• Document excerpt:

┌──

It appears that a campaign started on Twitter has #BroughtBackWesternMass -- in an unofficial capacity, anyhow.
Just a day after the Massachusetts Interscholastic Athletic Association announced the cancellation of the entire sectional swimming round due to the snowstorm hitting the Northeast, Western Mass. administrators have gotten permission to hold unofficial sectional meets.
Minnechaug Regional High School Athletic Director Mike Roy confirmed to The Eagle on Friday evening that the MIAA has allowed Western Mass. meets to take place. The girls meet will be held Monday at 4:30 p.m. at Westfield High School, with the boys meet Tuesday at 4:30 p.m. at Chicopee High School. Since the MIAA isn't sanctioning the meets, no times will count toward the state meet, which will be held next weekend.
Right now, spectators are not allowed at the meet, due to space concerns. Organizers are looking into the possibility of opening an area at the schools for streaming closed-circuit video of the meets, but they're not sure if that's feasible.
"I've been at this since yesterday, since the decision to not allow any sectionals," Roy said. "I have my superintendent and principal on this with us, contacting the MIAA. We understand fully that any time will not qualify a kid for the state tournament. ... So that's the unfortunate part. But those seniors who have been working so hard for four years just to qualify for Western Mass. will at least have the opportunity
The MIAA publicly explained its decision to cancel the sectional round on its website Friday. From a message sent to school principals and athletic directors, the MIAA said "many elements" were considered, including postponing the postseason by a week due to the weather. However, many sites were not available for the second weekend, which would have been the state competition.
"The bottom line to this decision is the safety of students, and there is no way we could ensure their safety on Thursday when this decision had to be made," the explanation read.
Swimmers across the region -- including many Berkshire County high schoolers in a number of different sports -- pleaded their case on Twitter from Thursday evening into Friday, using the hashtag #BringBackWesternMass. They were able to get retweets and use of the hashtag from, among others, U.S. Olympic swimmers Ryan Lochte, Natalie Coughlin and Missy Franklin. The cause also got support from USA Swimming's official page.
Pittsfield High School swimmer Aaron Coty was one of the most persistent tweeters Thursday and Friday, getting mentions from 2012 Olympian Chloe Sutton and 2008 Olympian Garrett Weber-Gale. Coty had qualified for the Western Mass. meet in the 100 freestyle and 200 individual medley events.
"I think it shows that anything is really possible," Coty said Friday. "We reached to everybody around the country, pretty much. ... It shows how powerful we really can be if we put our minds to something."

└──

• Task list:
- A) According to the article on the Western Mass. swimming meets, where will the boys meet be held?
- B) Reproduce the article on the Western Mass. swimming meets word for word, everything from "Right now, spectators" down to "if that's feasible.".
- C) Supply the next part of the article on the Western Mass. swimming meets, picking up after its final sentence.

Document understanding data
┌──

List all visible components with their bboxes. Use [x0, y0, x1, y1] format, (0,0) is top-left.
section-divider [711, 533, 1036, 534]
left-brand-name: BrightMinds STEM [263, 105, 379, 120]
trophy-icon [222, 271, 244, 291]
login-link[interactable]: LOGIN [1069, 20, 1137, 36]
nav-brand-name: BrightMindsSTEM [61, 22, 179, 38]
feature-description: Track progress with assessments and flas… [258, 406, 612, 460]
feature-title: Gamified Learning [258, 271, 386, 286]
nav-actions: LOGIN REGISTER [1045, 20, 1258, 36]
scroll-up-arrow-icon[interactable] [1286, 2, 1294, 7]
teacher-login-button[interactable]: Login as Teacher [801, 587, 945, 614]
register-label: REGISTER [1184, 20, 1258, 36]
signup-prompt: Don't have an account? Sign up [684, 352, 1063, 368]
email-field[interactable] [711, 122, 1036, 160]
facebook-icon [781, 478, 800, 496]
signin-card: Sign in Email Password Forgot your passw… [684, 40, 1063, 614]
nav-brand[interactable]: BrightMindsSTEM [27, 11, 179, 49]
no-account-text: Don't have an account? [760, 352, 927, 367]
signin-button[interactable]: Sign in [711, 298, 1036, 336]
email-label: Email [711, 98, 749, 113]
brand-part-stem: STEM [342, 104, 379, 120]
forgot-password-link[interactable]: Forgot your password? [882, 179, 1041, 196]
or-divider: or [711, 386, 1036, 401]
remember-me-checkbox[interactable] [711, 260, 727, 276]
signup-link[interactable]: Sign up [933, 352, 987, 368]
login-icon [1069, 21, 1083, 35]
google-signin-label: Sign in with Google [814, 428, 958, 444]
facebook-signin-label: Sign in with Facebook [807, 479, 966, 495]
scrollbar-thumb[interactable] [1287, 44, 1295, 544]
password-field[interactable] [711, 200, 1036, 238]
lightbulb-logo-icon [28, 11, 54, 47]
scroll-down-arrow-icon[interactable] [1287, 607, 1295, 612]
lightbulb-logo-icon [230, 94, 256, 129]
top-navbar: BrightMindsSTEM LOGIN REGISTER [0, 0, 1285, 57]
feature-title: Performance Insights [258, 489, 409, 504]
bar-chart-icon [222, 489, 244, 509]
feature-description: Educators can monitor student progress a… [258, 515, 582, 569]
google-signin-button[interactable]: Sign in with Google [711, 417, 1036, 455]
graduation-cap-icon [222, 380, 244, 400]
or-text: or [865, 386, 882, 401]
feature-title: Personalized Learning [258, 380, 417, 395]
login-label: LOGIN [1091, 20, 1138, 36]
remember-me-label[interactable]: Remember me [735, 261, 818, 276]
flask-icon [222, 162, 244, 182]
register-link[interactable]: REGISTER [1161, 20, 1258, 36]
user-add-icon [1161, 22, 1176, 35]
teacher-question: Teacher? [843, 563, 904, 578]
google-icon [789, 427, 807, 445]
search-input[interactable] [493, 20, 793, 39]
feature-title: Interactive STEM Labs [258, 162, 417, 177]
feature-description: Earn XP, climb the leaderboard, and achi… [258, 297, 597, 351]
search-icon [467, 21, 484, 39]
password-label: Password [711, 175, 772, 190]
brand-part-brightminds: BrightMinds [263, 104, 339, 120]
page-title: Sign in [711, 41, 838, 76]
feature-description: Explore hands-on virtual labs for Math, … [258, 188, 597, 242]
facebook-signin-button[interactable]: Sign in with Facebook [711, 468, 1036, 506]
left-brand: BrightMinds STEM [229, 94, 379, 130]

└──

• Activity answers:
- A) At Chicopee High School.

- B)
Right now, spectators are not allowed at the meet, due to space concerns. Organizers are looking into the possibility of opening an area at the schools for streaming closed-circuit video of the meets, but they're not sure if that's feasible.

- C)
St. Joseph senior Maddie Roulier, who was injured in the Berkshire County Individuals meet and has stitches on the back of her right foot, will still wrap the foot and swim Monday with the Crusaders' 200 freestyle and medley relay teams.
"I know it's not my number-one sport, but it made me happy," Roulier said. "Even though it's not sanctioned, I at least get one more chance in the water before my [swimming] career's over."
Roy said that, after informing the Minnechaug swimmers of the MIAA's decision Thursday, he felt compelled to make some kind of meet happen. He knew of the Twitter campaign, but says that he only runs the feed for Minnechaug's athletic program, and didn't follow it online.
"The looks on their faces [Thursday] ... it was just devastating," Roy said. "I went home and told my wife, ‘This has got to happen.' "
The challenge now for county athletic directors is arranging transportation for the teams Monday and Tuesday. Monument Mountain AD Paul Gibbons, for one, is exploring "a couple of options" for transportation.
"We're working on how we're going to get them there," he said.
Coty, who plans to swim in Tuesday's meet, said that frustration Thursday night was slowly replaced by inspiration into Friday, as word spread across social media.
"Once we started getting this going, I said, ‘We actually can do this,' " he said. "I started to cheer up. People [at school] were saying, ‘You were going hard last night.' "
He wasn't alone -- which may have been the difference for Western Mass. swimmers.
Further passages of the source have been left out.